__Written task__:
Skip every picture and transcribe the remaining material exactly.

——

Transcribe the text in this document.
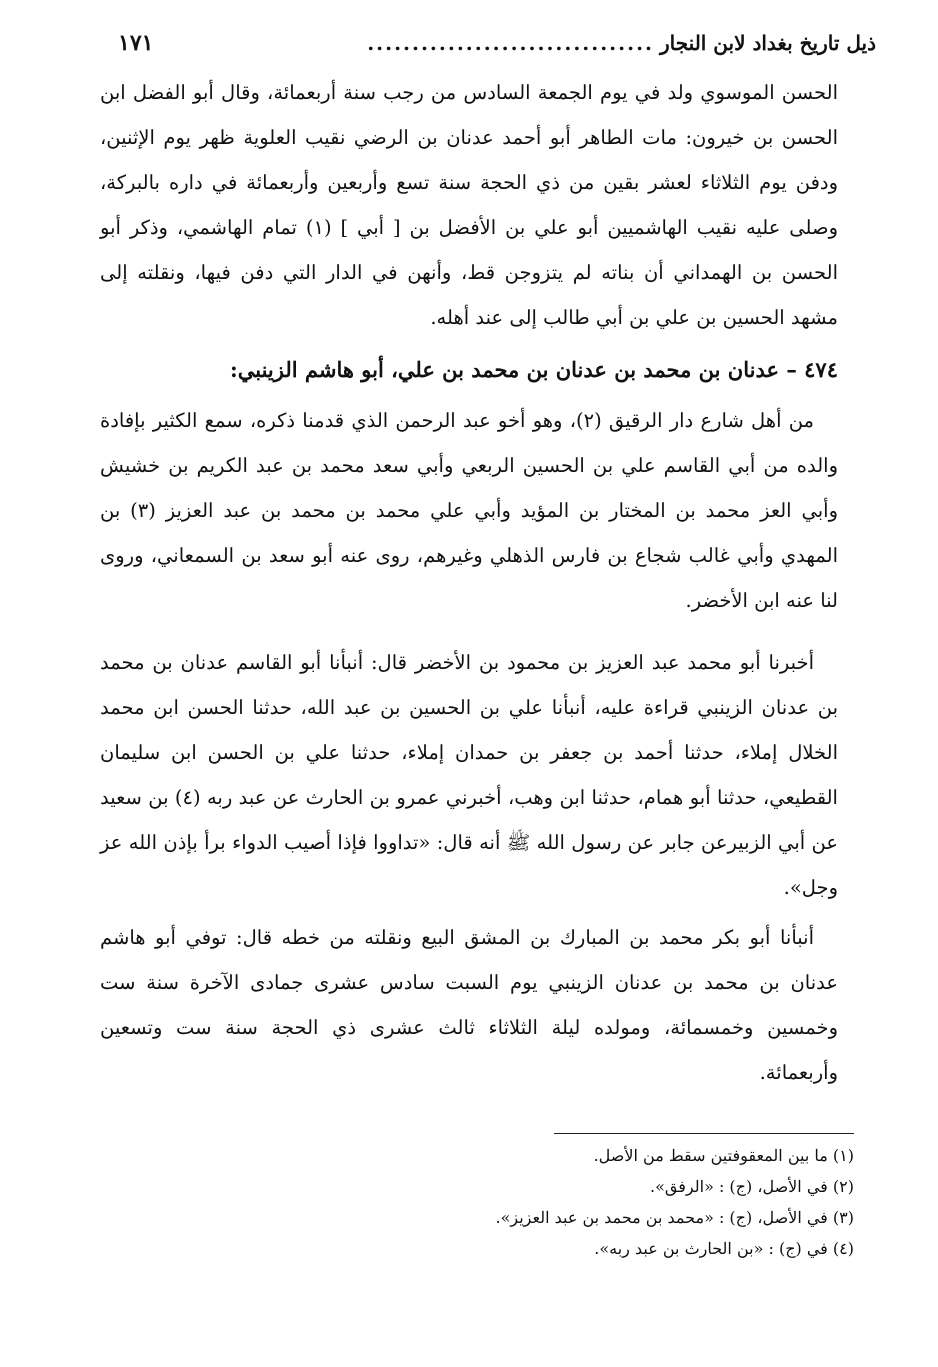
ذيل تاريخ بغداد لابن النجار
................................
١٧١

الحسن الموسوي ولد في يوم الجمعة السادس من رجب سنة أربعمائة، وقال أبو الفضل ابن الحسن بن خيرون: مات الطاهر أبو أحمد عدنان بن الرضي نقيب العلوية ظهر يوم الإثنين، ودفن يوم الثلاثاء لعشر بقين من ذي الحجة سنة تسع وأربعين وأربعمائة في داره بالبركة، وصلى عليه نقيب الهاشميين أبو علي بن الأفضل بن [ أبي ] (١) تمام الهاشمي، وذكر أبو الحسن بن الهمداني أن بناته لم يتزوجن قط، وأنهن في الدار التي دفن فيها، ونقلته إلى مشهد الحسين بن علي بن أبي طالب إلى عند أهله.

٤٧٤ – عدنان بن محمد بن عدنان بن محمد بن علي، أبو هاشم الزينبي:

من أهل شارع دار الرقيق (٢)، وهو أخو عبد الرحمن الذي قدمنا ذكره، سمع الكثير بإفادة والده من أبي القاسم علي بن الحسين الربعي وأبي سعد محمد بن عبد الكريم بن خشيش وأبي العز محمد بن المختار بن المؤيد وأبي علي محمد بن محمد بن عبد العزيز (٣) بن المهدي وأبي غالب شجاع بن فارس الذهلي وغيرهم، روى عنه أبو سعد بن السمعاني، وروى لنا عنه ابن الأخضر.

أخبرنا أبو محمد عبد العزيز بن محمود بن الأخضر قال: أنبأنا أبو القاسم عدنان بن محمد بن عدنان الزينبي قراءة عليه، أنبأنا علي بن الحسين بن عبد الله، حدثنا الحسن ابن محمد الخلال إملاء، حدثنا أحمد بن جعفر بن حمدان إملاء، حدثنا علي بن الحسن ابن سليمان القطيعي، حدثنا أبو همام، حدثنا ابن وهب، أخبرني عمرو بن الحارث عن عبد ربه (٤) بن سعيد عن أبي الزبيرعن جابر عن رسول الله ﷺ أنه قال: «تداووا فإذا أصيب الدواء برأ بإذن الله عز وجل».

أنبأنا أبو بكر محمد بن المبارك بن المشق البيع ونقلته من خطه قال: توفي أبو هاشم عدنان بن محمد بن عدنان الزينبي يوم السبت سادس عشرى جمادى الآخرة سنة ست وخمسين وخمسمائة، ومولده ليلة الثلاثاء ثالث عشرى ذي الحجة سنة ست وتسعين وأربعمائة.

(١) ما بين المعقوفتين سقط من الأصل.
(٢) في الأصل، (ج) : «الرفق».
(٣) في الأصل، (ج) : «محمد بن محمد بن عبد العزيز».
(٤) في (ج) : «بن الحارث بن عبد ربه».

——

__Result of this task__:
Transcribe the text in this document.
ذيل تاريخ بغداد لابن النجار
................................
١٧١

الحسن الموسوي ولد في يوم الجمعة السادس من رجب سنة أربعمائة، وقال أبو الفضل ابن الحسن بن خيرون: مات الطاهر أبو أحمد عدنان بن الرضي نقيب العلوية ظهر يوم الإثنين، ودفن يوم الثلاثاء لعشر بقين من ذي الحجة سنة تسع وأربعين وأربعمائة في داره بالبركة، وصلى عليه نقيب الهاشميين أبو علي بن الأفضل بن [ أبي ] (١) تمام الهاشمي، وذكر أبو الحسن بن الهمداني أن بناته لم يتزوجن قط، وأنهن في الدار التي دفن فيها، ونقلته إلى مشهد الحسين بن علي بن أبي طالب إلى عند أهله.

٤٧٤ – عدنان بن محمد بن عدنان بن محمد بن علي، أبو هاشم الزينبي:

من أهل شارع دار الرقيق (٢)، وهو أخو عبد الرحمن الذي قدمنا ذكره، سمع الكثير بإفادة والده من أبي القاسم علي بن الحسين الربعي وأبي سعد محمد بن عبد الكريم بن خشيش وأبي العز محمد بن المختار بن المؤيد وأبي علي محمد بن محمد بن عبد العزيز (٣) بن المهدي وأبي غالب شجاع بن فارس الذهلي وغيرهم، روى عنه أبو سعد بن السمعاني، وروى لنا عنه ابن الأخضر.

أخبرنا أبو محمد عبد العزيز بن محمود بن الأخضر قال: أنبأنا أبو القاسم عدنان بن محمد بن عدنان الزينبي قراءة عليه، أنبأنا علي بن الحسين بن عبد الله، حدثنا الحسن ابن محمد الخلال إملاء، حدثنا أحمد بن جعفر بن حمدان إملاء، حدثنا علي بن الحسن ابن سليمان القطيعي، حدثنا أبو همام، حدثنا ابن وهب، أخبرني عمرو بن الحارث عن عبد ربه (٤) بن سعيد عن أبي الزبيرعن جابر عن رسول الله ﷺ أنه قال: «تداووا فإذا أصيب الدواء برأ بإذن الله عز وجل».

أنبأنا أبو بكر محمد بن المبارك بن المشق البيع ونقلته من خطه قال: توفي أبو هاشم عدنان بن محمد بن عدنان الزينبي يوم السبت سادس عشرى جمادى الآخرة سنة ست وخمسين وخمسمائة، ومولده ليلة الثلاثاء ثالث عشرى ذي الحجة سنة ست وتسعين وأربعمائة.

(١) ما بين المعقوفتين سقط من الأصل.
(٢) في الأصل، (ج) : «الرفق».
(٣) في الأصل، (ج) : «محمد بن محمد بن عبد العزيز».
(٤) في (ج) : «بن الحارث بن عبد ربه».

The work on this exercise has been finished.